[Exercise] Produce an exact copy of all the data below, dropping every image.

[Source material]
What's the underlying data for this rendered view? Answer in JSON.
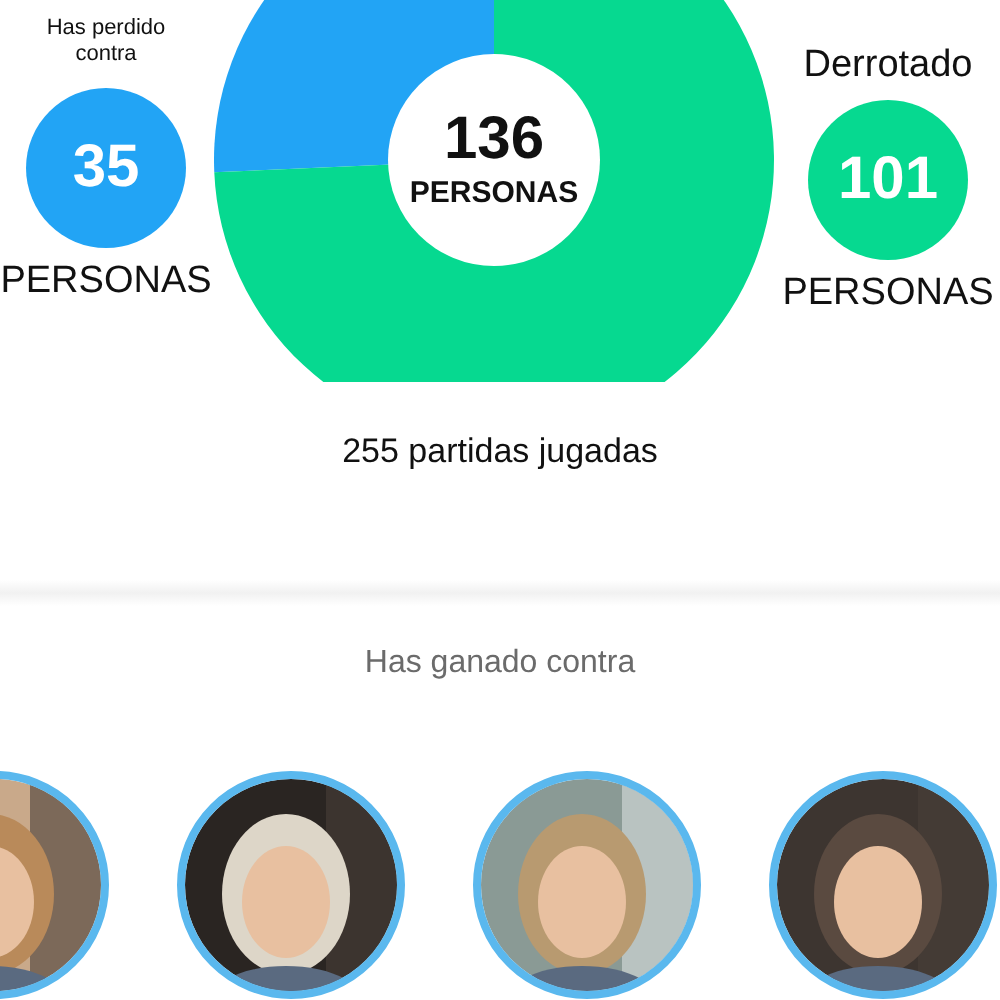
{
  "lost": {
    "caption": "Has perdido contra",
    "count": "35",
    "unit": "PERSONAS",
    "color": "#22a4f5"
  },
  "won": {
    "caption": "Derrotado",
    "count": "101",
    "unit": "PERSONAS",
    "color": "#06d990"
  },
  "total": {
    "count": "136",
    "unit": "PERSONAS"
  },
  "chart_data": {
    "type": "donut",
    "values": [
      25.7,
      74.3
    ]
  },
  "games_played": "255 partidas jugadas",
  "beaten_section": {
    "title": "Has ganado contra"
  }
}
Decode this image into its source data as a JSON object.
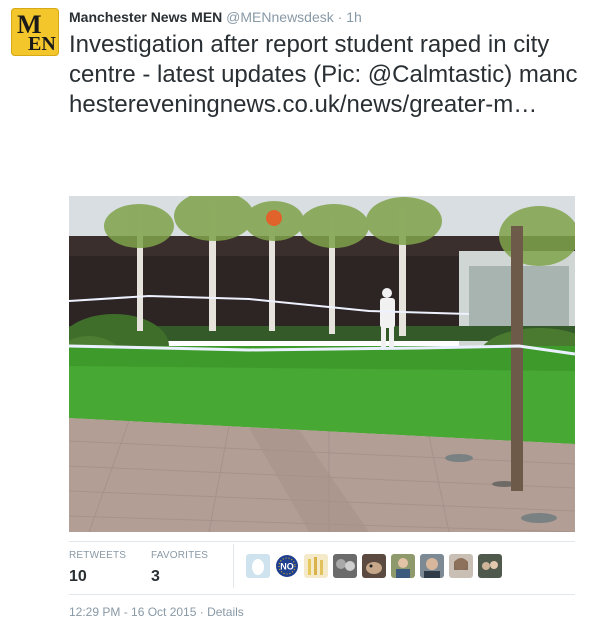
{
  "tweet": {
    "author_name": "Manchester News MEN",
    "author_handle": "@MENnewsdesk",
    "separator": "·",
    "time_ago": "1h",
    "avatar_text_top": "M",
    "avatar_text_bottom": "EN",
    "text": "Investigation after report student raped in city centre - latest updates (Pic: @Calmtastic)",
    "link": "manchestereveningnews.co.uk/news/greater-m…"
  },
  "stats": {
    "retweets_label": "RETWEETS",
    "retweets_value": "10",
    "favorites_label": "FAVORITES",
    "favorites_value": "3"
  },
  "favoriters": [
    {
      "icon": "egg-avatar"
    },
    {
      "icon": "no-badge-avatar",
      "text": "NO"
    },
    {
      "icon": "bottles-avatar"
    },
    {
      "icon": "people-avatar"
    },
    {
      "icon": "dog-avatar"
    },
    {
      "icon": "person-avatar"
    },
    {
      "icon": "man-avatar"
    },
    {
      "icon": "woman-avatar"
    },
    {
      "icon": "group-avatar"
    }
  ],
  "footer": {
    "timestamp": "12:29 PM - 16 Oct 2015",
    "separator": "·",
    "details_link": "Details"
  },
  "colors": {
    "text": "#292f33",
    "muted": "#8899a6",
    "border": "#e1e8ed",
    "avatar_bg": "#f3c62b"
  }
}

[The result]
What's the underlying data for this rendered view? Answer in JSON.
{
  "lost": {
    "caption": "Has perdido contra",
    "count": "35",
    "unit": "PERSONAS",
    "color": "#22a4f5"
  },
  "won": {
    "caption": "Derrotado",
    "count": "101",
    "unit": "PERSONAS",
    "color": "#06d990"
  },
  "total": {
    "count": "136",
    "unit": "PERSONAS"
  },
  "chart_data": {
    "type": "donut",
    "values": [
      25.7,
      74.3
    ]
  },
  "games_played": "255 partidas jugadas",
  "beaten_section": {
    "title": "Has ganado contra"
  }
}
Decode this image into its source data as a JSON object.
{
  "tweet": {
    "author_name": "Manchester News MEN",
    "author_handle": "@MENnewsdesk",
    "separator": "·",
    "time_ago": "1h",
    "avatar_text_top": "M",
    "avatar_text_bottom": "EN",
    "text": "Investigation after report student raped in city centre - latest updates (Pic: @Calmtastic)",
    "link": "manchestereveningnews.co.uk/news/greater-m…"
  },
  "stats": {
    "retweets_label": "RETWEETS",
    "retweets_value": "10",
    "favorites_label": "FAVORITES",
    "favorites_value": "3"
  },
  "favoriters": [
    {
      "icon": "egg-avatar"
    },
    {
      "icon": "no-badge-avatar",
      "text": "NO"
    },
    {
      "icon": "bottles-avatar"
    },
    {
      "icon": "people-avatar"
    },
    {
      "icon": "dog-avatar"
    },
    {
      "icon": "person-avatar"
    },
    {
      "icon": "man-avatar"
    },
    {
      "icon": "woman-avatar"
    },
    {
      "icon": "group-avatar"
    }
  ],
  "footer": {
    "timestamp": "12:29 PM - 16 Oct 2015",
    "separator": "·",
    "details_link": "Details"
  },
  "colors": {
    "text": "#292f33",
    "muted": "#8899a6",
    "border": "#e1e8ed",
    "avatar_bg": "#f3c62b"
  }
}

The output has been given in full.